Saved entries
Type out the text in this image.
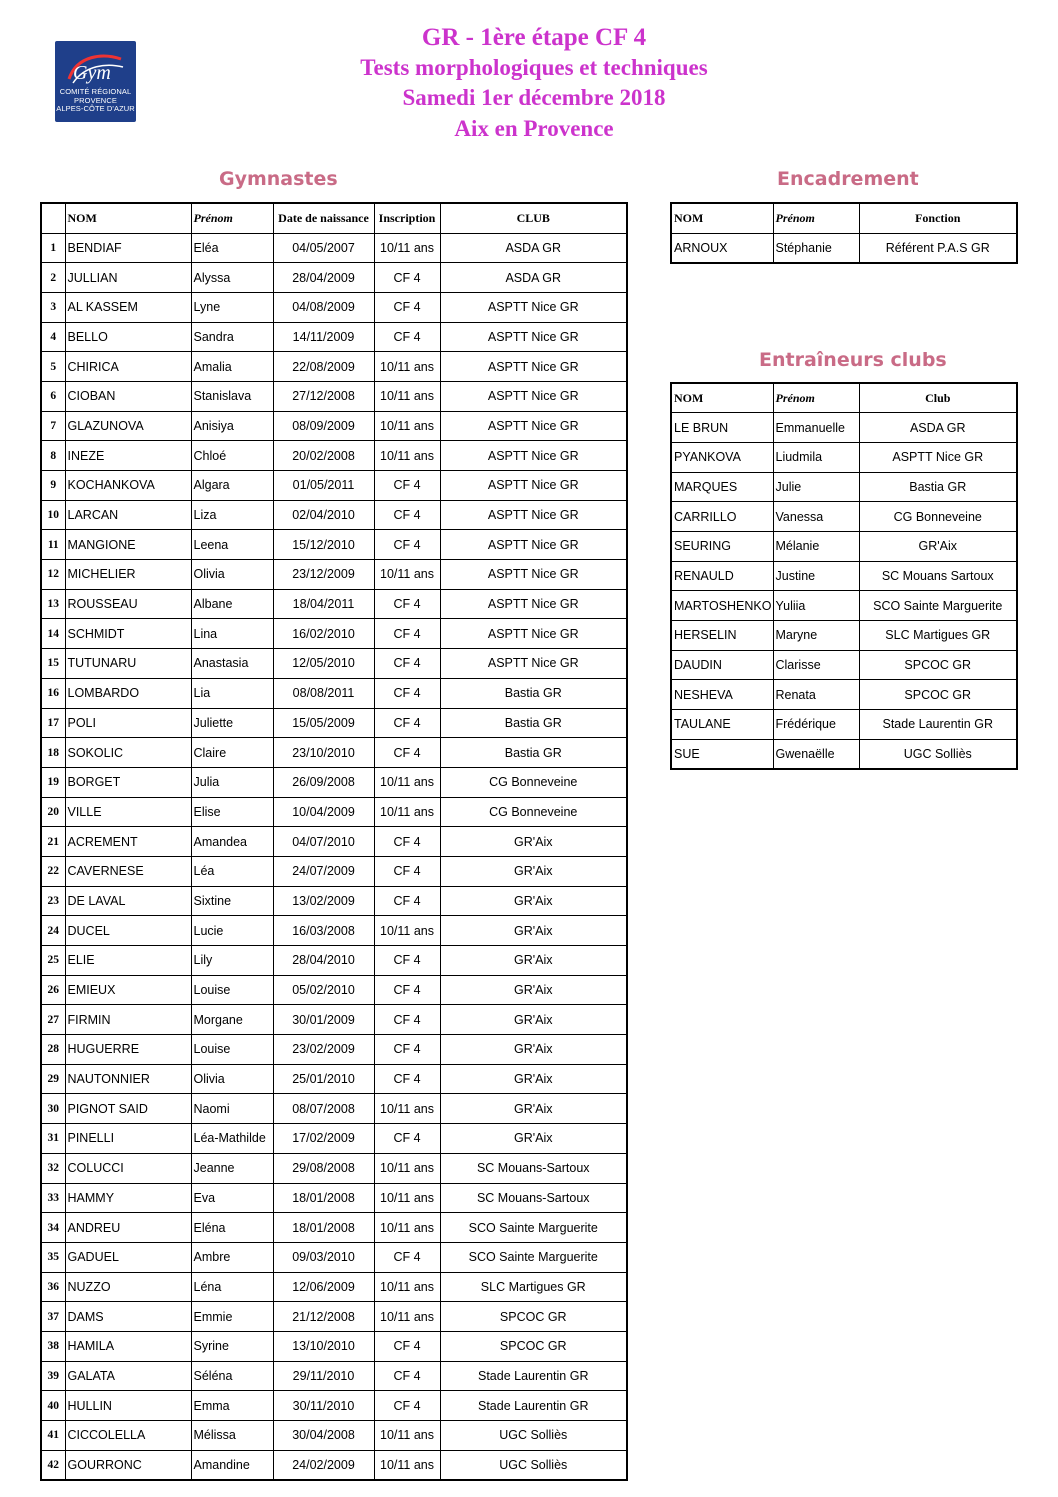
Gym
COMITÉ RÉGIONAL
PROVENCE
ALPES-CÔTE D'AZUR
GR - 1ère étape CF 4
Tests morphologiques et techniques
Samedi 1er décembre 2018
Aix en Provence
Gymnastes	Encadrement
Entraîneurs clubs
	NOM	Prénom	Date de naissance	Inscription	CLUB
1	BENDIAF	Eléa	04/05/2007	10/11 ans	ASDA GR
2	JULLIAN	Alyssa	28/04/2009	CF 4	ASDA GR
3	AL KASSEM	Lyne	04/08/2009	CF 4	ASPTT Nice GR
4	BELLO	Sandra	14/11/2009	CF 4	ASPTT Nice GR
5	CHIRICA	Amalia	22/08/2009	10/11 ans	ASPTT Nice GR
6	CIOBAN	Stanislava	27/12/2008	10/11 ans	ASPTT Nice GR
7	GLAZUNOVA	Anisiya	08/09/2009	10/11 ans	ASPTT Nice GR
8	INEZE	Chloé	20/02/2008	10/11 ans	ASPTT Nice GR
9	KOCHANKOVA	Algara	01/05/2011	CF 4	ASPTT Nice GR
10	LARCAN	Liza	02/04/2010	CF 4	ASPTT Nice GR
11	MANGIONE	Leena	15/12/2010	CF 4	ASPTT Nice GR
12	MICHELIER	Olivia	23/12/2009	10/11 ans	ASPTT Nice GR
13	ROUSSEAU	Albane	18/04/2011	CF 4	ASPTT Nice GR
14	SCHMIDT	Lina	16/02/2010	CF 4	ASPTT Nice GR
15	TUTUNARU	Anastasia	12/05/2010	CF 4	ASPTT Nice GR
16	LOMBARDO	Lia	08/08/2011	CF 4	Bastia GR
17	POLI	Juliette	15/05/2009	CF 4	Bastia GR
18	SOKOLIC	Claire	23/10/2010	CF 4	Bastia GR
19	BORGET	Julia	26/09/2008	10/11 ans	CG Bonneveine
20	VILLE	Elise	10/04/2009	10/11 ans	CG Bonneveine
21	ACREMENT	Amandea	04/07/2010	CF 4	GR'Aix
22	CAVERNESE	Léa	24/07/2009	CF 4	GR'Aix
23	DE LAVAL	Sixtine	13/02/2009	CF 4	GR'Aix
24	DUCEL	Lucie	16/03/2008	10/11 ans	GR'Aix
25	ELIE	Lily	28/04/2010	CF 4	GR'Aix
26	EMIEUX	Louise	05/02/2010	CF 4	GR'Aix
27	FIRMIN	Morgane	30/01/2009	CF 4	GR'Aix
28	HUGUERRE	Louise	23/02/2009	CF 4	GR'Aix
29	NAUTONNIER	Olivia	25/01/2010	CF 4	GR'Aix
30	PIGNOT SAID	Naomi	08/07/2008	10/11 ans	GR'Aix
31	PINELLI	Léa-Mathilde	17/02/2009	CF 4	GR'Aix
32	COLUCCI	Jeanne	29/08/2008	10/11 ans	SC Mouans-Sartoux
33	HAMMY	Eva	18/01/2008	10/11 ans	SC Mouans-Sartoux
34	ANDREU	Eléna	18/01/2008	10/11 ans	SCO Sainte Marguerite
35	GADUEL	Ambre	09/03/2010	CF 4	SCO Sainte Marguerite
36	NUZZO	Léna	12/06/2009	10/11 ans	SLC Martigues GR
37	DAMS	Emmie	21/12/2008	10/11 ans	SPCOC GR
38	HAMILA	Syrine	13/10/2010	CF 4	SPCOC GR
39	GALATA	Séléna	29/11/2010	CF 4	Stade Laurentin GR
40	HULLIN	Emma	30/11/2010	CF 4	Stade Laurentin GR
41	CICCOLELLA	Mélissa	30/04/2008	10/11 ans	UGC Solliès
42	GOURRONC	Amandine	24/02/2009	10/11 ans	UGC Solliès
NOM	Prénom	Fonction
ARNOUX	Stéphanie	Référent P.A.S GR
NOM	Prénom	Club
LE BRUN	Emmanuelle	ASDA GR
PYANKOVA	Liudmila	ASPTT Nice GR
MARQUES	Julie	Bastia GR
CARRILLO	Vanessa	CG Bonneveine
SEURING	Mélanie	GR'Aix
RENAULD	Justine	SC Mouans Sartoux
MARTOSHENKO	Yuliia	SCO Sainte Marguerite
HERSELIN	Maryne	SLC Martigues GR
DAUDIN	Clarisse	SPCOC GR
NESHEVA	Renata	SPCOC GR
TAULANE	Frédérique	Stade Laurentin GR
SUE	Gwenaëlle	UGC Solliès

* _Aim of the exercise_
Check the data for the word "Prénom" and pull out the lines that have it.

* _Finished task_
	NOM	Prénom	Date de naissance	Inscription	CLUB
NOM	Prénom	Fonction
NOM	Prénom	Club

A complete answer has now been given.